* begin *

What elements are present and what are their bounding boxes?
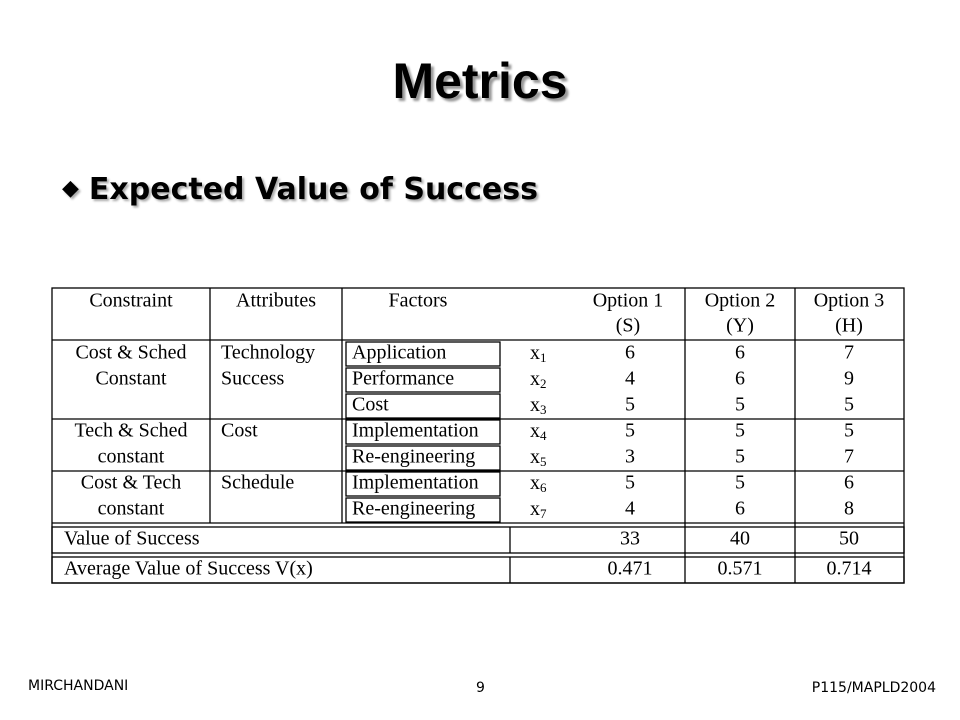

* end *
* begin *

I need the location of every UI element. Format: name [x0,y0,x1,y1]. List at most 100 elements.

* end *
* begin *

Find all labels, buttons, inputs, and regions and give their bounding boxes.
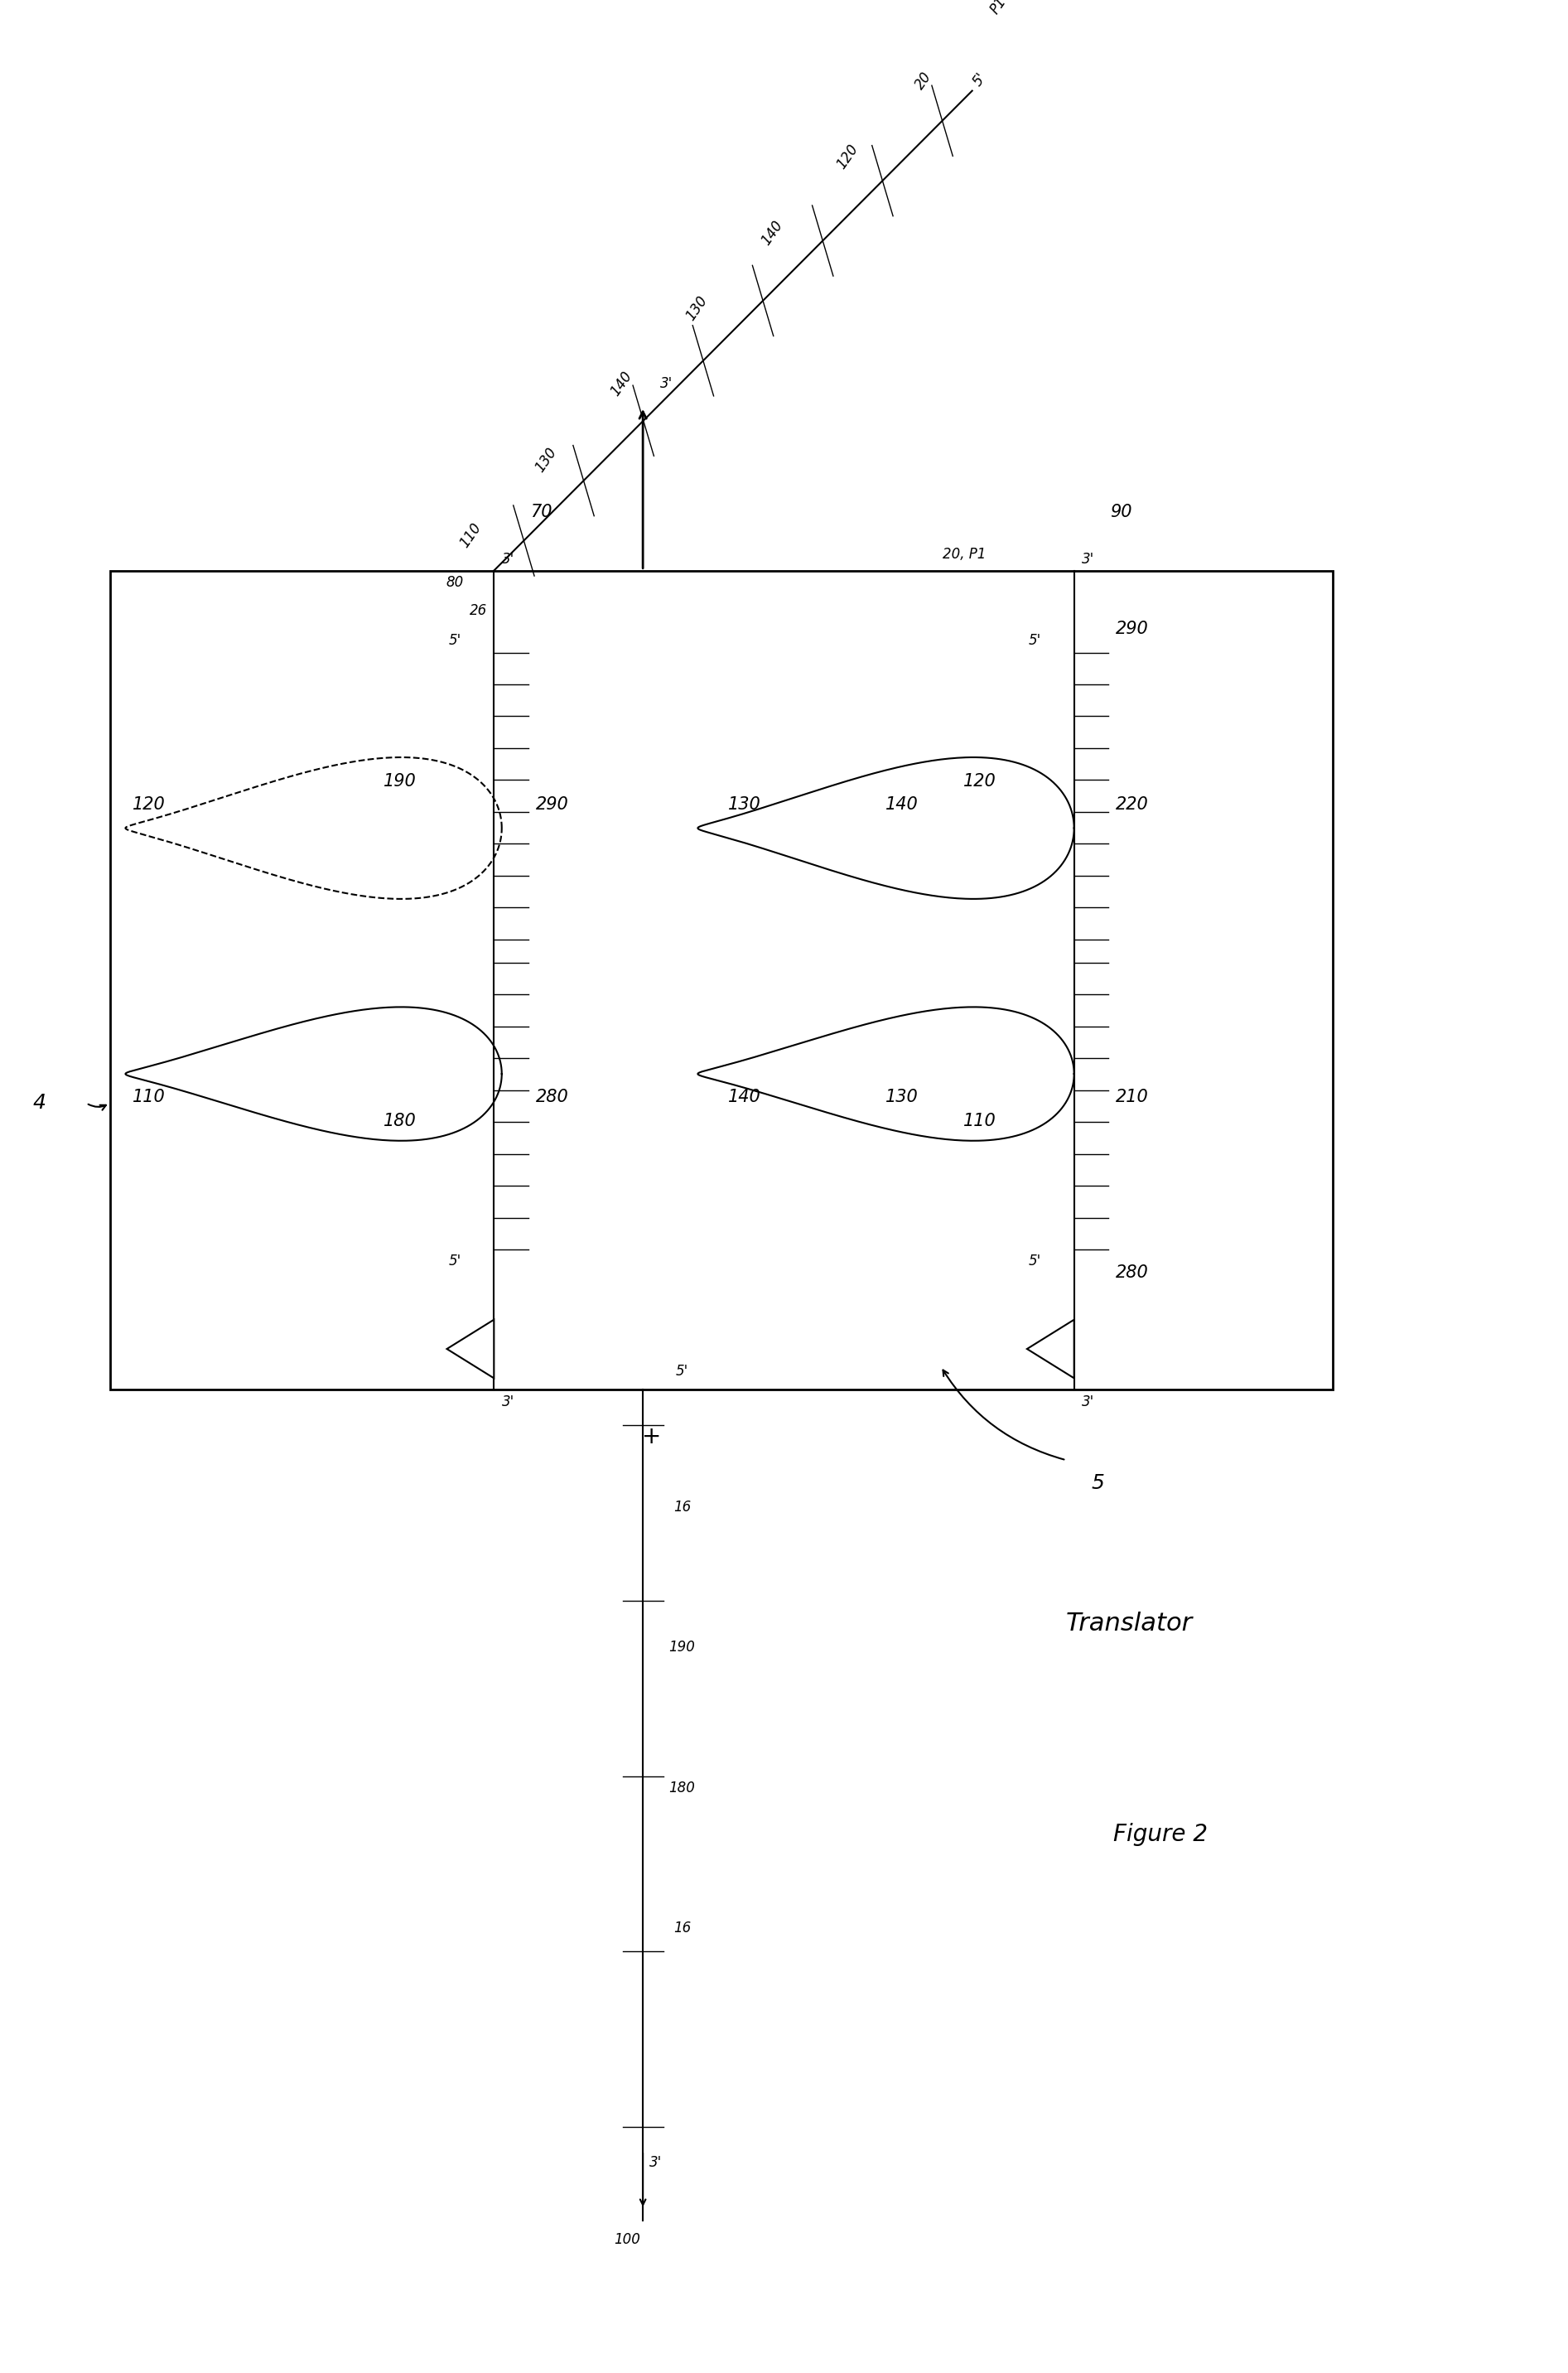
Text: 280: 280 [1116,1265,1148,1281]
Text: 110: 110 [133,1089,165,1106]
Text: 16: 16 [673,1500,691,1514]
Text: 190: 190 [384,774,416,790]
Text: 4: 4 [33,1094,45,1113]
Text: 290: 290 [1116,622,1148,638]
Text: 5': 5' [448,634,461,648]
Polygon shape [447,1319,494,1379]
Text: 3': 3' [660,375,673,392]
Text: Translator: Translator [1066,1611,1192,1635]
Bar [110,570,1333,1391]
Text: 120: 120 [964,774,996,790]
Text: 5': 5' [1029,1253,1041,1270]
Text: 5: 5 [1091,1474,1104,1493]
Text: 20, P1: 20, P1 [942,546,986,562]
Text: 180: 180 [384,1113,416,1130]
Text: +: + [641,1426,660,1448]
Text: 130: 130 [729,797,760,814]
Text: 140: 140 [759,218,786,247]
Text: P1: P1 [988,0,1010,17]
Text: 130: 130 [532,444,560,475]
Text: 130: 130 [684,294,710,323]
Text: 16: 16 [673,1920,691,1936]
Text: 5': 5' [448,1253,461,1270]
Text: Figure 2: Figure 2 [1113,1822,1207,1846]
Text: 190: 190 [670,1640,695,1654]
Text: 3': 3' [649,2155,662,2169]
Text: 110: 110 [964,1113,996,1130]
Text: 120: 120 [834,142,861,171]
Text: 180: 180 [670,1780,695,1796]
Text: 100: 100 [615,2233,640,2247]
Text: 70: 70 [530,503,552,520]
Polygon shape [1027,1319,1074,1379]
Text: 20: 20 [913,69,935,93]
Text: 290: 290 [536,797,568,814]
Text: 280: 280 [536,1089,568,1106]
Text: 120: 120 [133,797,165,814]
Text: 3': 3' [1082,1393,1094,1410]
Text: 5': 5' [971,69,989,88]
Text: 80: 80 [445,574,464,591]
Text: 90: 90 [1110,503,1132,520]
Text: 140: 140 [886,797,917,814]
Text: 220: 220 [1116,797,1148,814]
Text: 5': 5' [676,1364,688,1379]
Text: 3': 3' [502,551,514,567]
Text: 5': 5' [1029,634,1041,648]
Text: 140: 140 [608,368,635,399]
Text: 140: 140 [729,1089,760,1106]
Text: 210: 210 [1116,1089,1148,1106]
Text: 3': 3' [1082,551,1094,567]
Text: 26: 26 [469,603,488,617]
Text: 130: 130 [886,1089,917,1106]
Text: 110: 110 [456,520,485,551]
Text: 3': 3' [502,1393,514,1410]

* end *

● WORK REQUIRED: Convert the listing from the line with "Find all labels, buttons, inputs, and" to the line with "Bar [110,570,1333,1391]" into a two-column CSV with the columns input and output, one row per text-and-answer pair. Quote each field, turn its line breaks into spaces, and leave out the pictures.

● RIGHT ANSWER:
input,output
"Find all labels, buttons, inputs, and regions and give their bounding boxes.","Text: 280: 280 [1116,1265,1148,1281] Text: 110: 110 [133,1089,165,1106] Text: 16: 16 [673,1500,691,1514] Text: 190: 190 [384,774,416,790] Text: 4: 4 [33,1094,45,1113] Text: 290: 290 [1116,622,1148,638] Text: 5': 5' [448,634,461,648] Polygon shape [447,1319,494,1379] Text: 3': 3' [660,375,673,392] Text: Translator: Translator [1066,1611,1192,1635] Bar [110,570,1333,1391]"